*** Opening Provided material ***

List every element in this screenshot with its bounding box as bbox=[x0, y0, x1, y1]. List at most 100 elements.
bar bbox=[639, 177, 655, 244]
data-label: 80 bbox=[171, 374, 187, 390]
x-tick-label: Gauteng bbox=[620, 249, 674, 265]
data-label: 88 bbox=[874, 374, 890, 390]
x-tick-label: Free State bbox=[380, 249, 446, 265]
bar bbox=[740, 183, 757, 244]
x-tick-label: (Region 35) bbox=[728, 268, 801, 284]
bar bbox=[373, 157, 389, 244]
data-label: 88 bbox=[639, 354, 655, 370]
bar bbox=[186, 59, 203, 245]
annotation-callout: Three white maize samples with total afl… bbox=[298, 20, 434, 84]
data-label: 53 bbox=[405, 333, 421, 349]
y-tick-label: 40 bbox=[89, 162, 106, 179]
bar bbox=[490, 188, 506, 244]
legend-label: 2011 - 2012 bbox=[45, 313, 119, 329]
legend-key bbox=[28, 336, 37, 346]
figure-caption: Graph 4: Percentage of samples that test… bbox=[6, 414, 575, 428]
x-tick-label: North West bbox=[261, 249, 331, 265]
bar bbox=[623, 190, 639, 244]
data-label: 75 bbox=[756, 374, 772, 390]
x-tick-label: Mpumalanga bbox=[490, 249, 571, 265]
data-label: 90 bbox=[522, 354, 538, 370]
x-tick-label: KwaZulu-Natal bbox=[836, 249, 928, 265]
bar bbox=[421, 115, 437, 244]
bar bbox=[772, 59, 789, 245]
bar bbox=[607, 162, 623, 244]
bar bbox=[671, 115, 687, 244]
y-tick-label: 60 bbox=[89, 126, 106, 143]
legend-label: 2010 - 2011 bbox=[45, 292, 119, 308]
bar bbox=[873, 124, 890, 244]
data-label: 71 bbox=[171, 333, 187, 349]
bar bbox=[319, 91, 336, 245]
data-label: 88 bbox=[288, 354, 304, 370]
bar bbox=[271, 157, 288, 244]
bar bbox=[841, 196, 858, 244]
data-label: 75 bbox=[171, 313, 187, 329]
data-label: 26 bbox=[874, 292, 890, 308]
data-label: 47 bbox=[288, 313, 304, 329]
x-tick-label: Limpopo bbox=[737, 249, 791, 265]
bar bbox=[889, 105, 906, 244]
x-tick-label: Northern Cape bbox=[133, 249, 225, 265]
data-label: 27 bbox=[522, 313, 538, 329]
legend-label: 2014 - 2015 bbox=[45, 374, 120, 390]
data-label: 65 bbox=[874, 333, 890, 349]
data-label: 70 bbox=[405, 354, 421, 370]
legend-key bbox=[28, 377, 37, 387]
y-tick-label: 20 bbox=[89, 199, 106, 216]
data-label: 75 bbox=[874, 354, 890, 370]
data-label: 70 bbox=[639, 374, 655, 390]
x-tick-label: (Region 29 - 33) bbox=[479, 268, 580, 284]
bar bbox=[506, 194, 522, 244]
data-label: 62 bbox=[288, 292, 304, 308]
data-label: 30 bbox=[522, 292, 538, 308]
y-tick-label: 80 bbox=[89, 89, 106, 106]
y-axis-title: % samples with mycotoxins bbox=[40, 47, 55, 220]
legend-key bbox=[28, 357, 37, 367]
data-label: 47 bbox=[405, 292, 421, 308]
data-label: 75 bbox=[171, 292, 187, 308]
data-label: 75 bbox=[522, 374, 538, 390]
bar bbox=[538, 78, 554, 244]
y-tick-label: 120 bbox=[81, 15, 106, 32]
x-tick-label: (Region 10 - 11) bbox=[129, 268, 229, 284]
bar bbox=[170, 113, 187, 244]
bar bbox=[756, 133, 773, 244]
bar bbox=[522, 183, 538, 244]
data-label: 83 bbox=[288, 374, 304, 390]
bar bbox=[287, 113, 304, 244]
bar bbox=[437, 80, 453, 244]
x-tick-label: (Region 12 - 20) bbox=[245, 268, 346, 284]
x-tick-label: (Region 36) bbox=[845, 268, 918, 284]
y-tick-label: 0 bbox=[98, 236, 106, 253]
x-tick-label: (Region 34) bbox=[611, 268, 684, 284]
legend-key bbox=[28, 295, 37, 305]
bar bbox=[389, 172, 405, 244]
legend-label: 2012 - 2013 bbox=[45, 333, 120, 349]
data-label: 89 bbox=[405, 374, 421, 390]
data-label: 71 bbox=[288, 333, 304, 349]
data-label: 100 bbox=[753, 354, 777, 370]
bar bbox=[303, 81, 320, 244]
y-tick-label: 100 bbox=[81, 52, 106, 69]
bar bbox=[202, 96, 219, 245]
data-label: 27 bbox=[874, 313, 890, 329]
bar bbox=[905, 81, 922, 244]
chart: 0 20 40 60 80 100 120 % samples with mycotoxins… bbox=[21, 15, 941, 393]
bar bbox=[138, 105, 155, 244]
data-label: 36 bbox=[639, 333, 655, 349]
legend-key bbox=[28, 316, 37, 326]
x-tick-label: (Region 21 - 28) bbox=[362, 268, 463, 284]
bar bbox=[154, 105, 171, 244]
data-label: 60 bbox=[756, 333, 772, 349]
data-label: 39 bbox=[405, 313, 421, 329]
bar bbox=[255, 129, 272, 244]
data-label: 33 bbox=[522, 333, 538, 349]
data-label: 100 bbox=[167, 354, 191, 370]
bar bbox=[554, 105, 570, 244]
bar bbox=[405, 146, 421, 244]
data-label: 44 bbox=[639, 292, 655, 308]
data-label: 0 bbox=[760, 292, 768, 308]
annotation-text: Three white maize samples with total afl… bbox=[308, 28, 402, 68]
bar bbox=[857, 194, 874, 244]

*** Closing Provided material ***

▶ [What you are asked to do]: Retype all of the material exactly as it stands above.

▶ [Expected output]:
List every element in this screenshot with its bounding box as bbox=[x0, y0, x1, y1]. List at most 100 elements.
bar bbox=[639, 177, 655, 244]
data-label: 80 bbox=[171, 374, 187, 390]
x-tick-label: Gauteng bbox=[620, 249, 674, 265]
data-label: 88 bbox=[874, 374, 890, 390]
x-tick-label: Free State bbox=[380, 249, 446, 265]
bar bbox=[740, 183, 757, 244]
x-tick-label: (Region 35) bbox=[728, 268, 801, 284]
bar bbox=[373, 157, 389, 244]
data-label: 88 bbox=[639, 354, 655, 370]
bar bbox=[186, 59, 203, 245]
annotation-callout: Three white maize samples with total afl… bbox=[298, 20, 434, 84]
data-label: 53 bbox=[405, 333, 421, 349]
y-tick-label: 40 bbox=[89, 162, 106, 179]
bar bbox=[490, 188, 506, 244]
legend-label: 2011 - 2012 bbox=[45, 313, 119, 329]
legend-key bbox=[28, 336, 37, 346]
figure-caption: Graph 4: Percentage of samples that test… bbox=[6, 414, 575, 428]
x-tick-label: North West bbox=[261, 249, 331, 265]
bar bbox=[623, 190, 639, 244]
data-label: 75 bbox=[756, 374, 772, 390]
x-tick-label: Mpumalanga bbox=[490, 249, 571, 265]
data-label: 90 bbox=[522, 354, 538, 370]
x-tick-label: KwaZulu-Natal bbox=[836, 249, 928, 265]
bar bbox=[421, 115, 437, 244]
bar bbox=[772, 59, 789, 245]
bar bbox=[607, 162, 623, 244]
bar bbox=[671, 115, 687, 244]
y-tick-label: 60 bbox=[89, 126, 106, 143]
legend-label: 2010 - 2011 bbox=[45, 292, 119, 308]
bar bbox=[873, 124, 890, 244]
data-label: 71 bbox=[171, 333, 187, 349]
bar bbox=[319, 91, 336, 245]
data-label: 88 bbox=[288, 354, 304, 370]
bar bbox=[271, 157, 288, 244]
bar bbox=[841, 196, 858, 244]
data-label: 75 bbox=[171, 313, 187, 329]
data-label: 26 bbox=[874, 292, 890, 308]
data-label: 47 bbox=[288, 313, 304, 329]
x-tick-label: Limpopo bbox=[737, 249, 791, 265]
bar bbox=[889, 105, 906, 244]
x-tick-label: Northern Cape bbox=[133, 249, 225, 265]
data-label: 27 bbox=[522, 313, 538, 329]
legend-label: 2014 - 2015 bbox=[45, 374, 120, 390]
data-label: 65 bbox=[874, 333, 890, 349]
data-label: 70 bbox=[405, 354, 421, 370]
legend-key bbox=[28, 377, 37, 387]
y-tick-label: 20 bbox=[89, 199, 106, 216]
data-label: 75 bbox=[874, 354, 890, 370]
data-label: 70 bbox=[639, 374, 655, 390]
x-tick-label: (Region 29 - 33) bbox=[479, 268, 580, 284]
bar bbox=[506, 194, 522, 244]
data-label: 62 bbox=[288, 292, 304, 308]
data-label: 30 bbox=[522, 292, 538, 308]
y-tick-label: 80 bbox=[89, 89, 106, 106]
y-axis-title: % samples with mycotoxins bbox=[40, 47, 55, 220]
legend-key bbox=[28, 357, 37, 367]
data-label: 47 bbox=[405, 292, 421, 308]
data-label: 75 bbox=[171, 292, 187, 308]
data-label: 75 bbox=[522, 374, 538, 390]
bar bbox=[538, 78, 554, 244]
y-tick-label: 120 bbox=[81, 15, 106, 32]
x-tick-label: (Region 10 - 11) bbox=[129, 268, 229, 284]
bar bbox=[170, 113, 187, 244]
bar bbox=[756, 133, 773, 244]
bar bbox=[522, 183, 538, 244]
data-label: 83 bbox=[288, 374, 304, 390]
bar bbox=[287, 113, 304, 244]
bar bbox=[437, 80, 453, 244]
x-tick-label: (Region 12 - 20) bbox=[245, 268, 346, 284]
x-tick-label: (Region 36) bbox=[845, 268, 918, 284]
y-tick-label: 0 bbox=[98, 236, 106, 253]
x-tick-label: (Region 34) bbox=[611, 268, 684, 284]
legend-key bbox=[28, 295, 37, 305]
bar bbox=[389, 172, 405, 244]
legend-label: 2012 - 2013 bbox=[45, 333, 120, 349]
data-label: 89 bbox=[405, 374, 421, 390]
data-label: 71 bbox=[288, 333, 304, 349]
data-label: 100 bbox=[753, 354, 777, 370]
bar bbox=[303, 81, 320, 244]
y-tick-label: 100 bbox=[81, 52, 106, 69]
bar bbox=[202, 96, 219, 245]
data-label: 27 bbox=[874, 313, 890, 329]
bar bbox=[905, 81, 922, 244]
chart: 0 20 40 60 80 100 120 % samples with mycotoxins… bbox=[21, 15, 941, 393]
bar bbox=[138, 105, 155, 244]
data-label: 36 bbox=[639, 333, 655, 349]
legend-key bbox=[28, 316, 37, 326]
x-tick-label: (Region 21 - 28) bbox=[362, 268, 463, 284]
bar bbox=[154, 105, 171, 244]
data-label: 60 bbox=[756, 333, 772, 349]
data-label: 39 bbox=[405, 313, 421, 329]
bar bbox=[255, 129, 272, 244]
data-label: 33 bbox=[522, 333, 538, 349]
data-label: 100 bbox=[167, 354, 191, 370]
bar bbox=[554, 105, 570, 244]
bar bbox=[405, 146, 421, 244]
data-label: 44 bbox=[639, 292, 655, 308]
data-label: 0 bbox=[760, 292, 768, 308]
annotation-text: Three white maize samples with total afl… bbox=[308, 28, 402, 68]
bar bbox=[857, 194, 874, 244]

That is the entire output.